Set task —
Each entry needs to be restated exactly as written.

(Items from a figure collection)
-- Start --

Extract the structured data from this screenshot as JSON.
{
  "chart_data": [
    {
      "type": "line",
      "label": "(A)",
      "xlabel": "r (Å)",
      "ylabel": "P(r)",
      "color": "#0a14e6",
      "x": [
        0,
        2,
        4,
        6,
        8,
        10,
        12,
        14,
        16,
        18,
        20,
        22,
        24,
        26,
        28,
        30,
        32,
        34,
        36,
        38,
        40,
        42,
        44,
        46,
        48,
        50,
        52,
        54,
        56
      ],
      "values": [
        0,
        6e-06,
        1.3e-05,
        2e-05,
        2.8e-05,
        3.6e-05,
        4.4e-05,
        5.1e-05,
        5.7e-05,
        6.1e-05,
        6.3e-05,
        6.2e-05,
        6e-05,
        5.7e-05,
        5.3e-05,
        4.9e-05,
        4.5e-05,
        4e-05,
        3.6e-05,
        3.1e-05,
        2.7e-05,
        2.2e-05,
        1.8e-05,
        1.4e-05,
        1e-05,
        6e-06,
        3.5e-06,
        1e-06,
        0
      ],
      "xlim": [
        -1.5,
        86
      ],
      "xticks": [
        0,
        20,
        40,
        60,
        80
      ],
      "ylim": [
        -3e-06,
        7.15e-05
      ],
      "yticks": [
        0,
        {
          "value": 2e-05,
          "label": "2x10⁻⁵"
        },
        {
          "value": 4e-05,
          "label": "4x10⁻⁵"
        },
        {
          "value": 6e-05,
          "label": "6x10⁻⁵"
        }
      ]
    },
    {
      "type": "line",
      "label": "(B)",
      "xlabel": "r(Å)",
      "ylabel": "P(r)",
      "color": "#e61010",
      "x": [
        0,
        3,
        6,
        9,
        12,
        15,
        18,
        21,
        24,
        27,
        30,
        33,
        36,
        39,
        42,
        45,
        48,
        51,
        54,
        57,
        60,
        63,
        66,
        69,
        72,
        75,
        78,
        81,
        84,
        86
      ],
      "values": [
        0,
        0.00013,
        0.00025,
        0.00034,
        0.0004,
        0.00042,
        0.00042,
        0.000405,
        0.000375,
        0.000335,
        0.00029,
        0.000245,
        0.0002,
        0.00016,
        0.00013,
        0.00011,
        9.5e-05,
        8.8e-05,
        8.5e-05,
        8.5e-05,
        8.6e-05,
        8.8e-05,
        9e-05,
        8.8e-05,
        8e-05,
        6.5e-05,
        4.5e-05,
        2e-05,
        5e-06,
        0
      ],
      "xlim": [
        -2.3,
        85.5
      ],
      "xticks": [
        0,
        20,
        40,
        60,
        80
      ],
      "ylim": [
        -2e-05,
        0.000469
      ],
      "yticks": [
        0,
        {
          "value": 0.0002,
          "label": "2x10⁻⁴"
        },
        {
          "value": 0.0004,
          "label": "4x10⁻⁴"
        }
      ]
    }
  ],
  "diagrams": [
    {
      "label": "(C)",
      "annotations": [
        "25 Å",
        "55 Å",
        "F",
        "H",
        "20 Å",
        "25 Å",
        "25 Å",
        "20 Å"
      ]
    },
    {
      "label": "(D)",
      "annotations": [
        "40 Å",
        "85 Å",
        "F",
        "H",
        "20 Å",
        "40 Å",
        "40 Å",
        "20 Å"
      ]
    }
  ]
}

-- End --

The answer —
Extract the structured data from this screenshot as JSON.
{
  "chart_data": [
    {
      "type": "line",
      "label": "(A)",
      "xlabel": "r (Å)",
      "ylabel": "P(r)",
      "color": "#0a14e6",
      "x": [
        0,
        2,
        4,
        6,
        8,
        10,
        12,
        14,
        16,
        18,
        20,
        22,
        24,
        26,
        28,
        30,
        32,
        34,
        36,
        38,
        40,
        42,
        44,
        46,
        48,
        50,
        52,
        54,
        56
      ],
      "values": [
        0,
        6e-06,
        1.3e-05,
        2e-05,
        2.8e-05,
        3.6e-05,
        4.4e-05,
        5.1e-05,
        5.7e-05,
        6.1e-05,
        6.3e-05,
        6.2e-05,
        6e-05,
        5.7e-05,
        5.3e-05,
        4.9e-05,
        4.5e-05,
        4e-05,
        3.6e-05,
        3.1e-05,
        2.7e-05,
        2.2e-05,
        1.8e-05,
        1.4e-05,
        1e-05,
        6e-06,
        3.5e-06,
        1e-06,
        0
      ],
      "xlim": [
        -1.5,
        86
      ],
      "xticks": [
        0,
        20,
        40,
        60,
        80
      ],
      "ylim": [
        -3e-06,
        7.15e-05
      ],
      "yticks": [
        0,
        {
          "value": 2e-05,
          "label": "2x10⁻⁵"
        },
        {
          "value": 4e-05,
          "label": "4x10⁻⁵"
        },
        {
          "value": 6e-05,
          "label": "6x10⁻⁵"
        }
      ]
    },
    {
      "type": "line",
      "label": "(B)",
      "xlabel": "r(Å)",
      "ylabel": "P(r)",
      "color": "#e61010",
      "x": [
        0,
        3,
        6,
        9,
        12,
        15,
        18,
        21,
        24,
        27,
        30,
        33,
        36,
        39,
        42,
        45,
        48,
        51,
        54,
        57,
        60,
        63,
        66,
        69,
        72,
        75,
        78,
        81,
        84,
        86
      ],
      "values": [
        0,
        0.00013,
        0.00025,
        0.00034,
        0.0004,
        0.00042,
        0.00042,
        0.000405,
        0.000375,
        0.000335,
        0.00029,
        0.000245,
        0.0002,
        0.00016,
        0.00013,
        0.00011,
        9.5e-05,
        8.8e-05,
        8.5e-05,
        8.5e-05,
        8.6e-05,
        8.8e-05,
        9e-05,
        8.8e-05,
        8e-05,
        6.5e-05,
        4.5e-05,
        2e-05,
        5e-06,
        0
      ],
      "xlim": [
        -2.3,
        85.5
      ],
      "xticks": [
        0,
        20,
        40,
        60,
        80
      ],
      "ylim": [
        -2e-05,
        0.000469
      ],
      "yticks": [
        0,
        {
          "value": 0.0002,
          "label": "2x10⁻⁴"
        },
        {
          "value": 0.0004,
          "label": "4x10⁻⁴"
        }
      ]
    }
  ],
  "diagrams": [
    {
      "label": "(C)",
      "annotations": [
        "25 Å",
        "55 Å",
        "F",
        "H",
        "20 Å",
        "25 Å",
        "25 Å",
        "20 Å"
      ]
    },
    {
      "label": "(D)",
      "annotations": [
        "40 Å",
        "85 Å",
        "F",
        "H",
        "20 Å",
        "40 Å",
        "40 Å",
        "20 Å"
      ]
    }
  ]
}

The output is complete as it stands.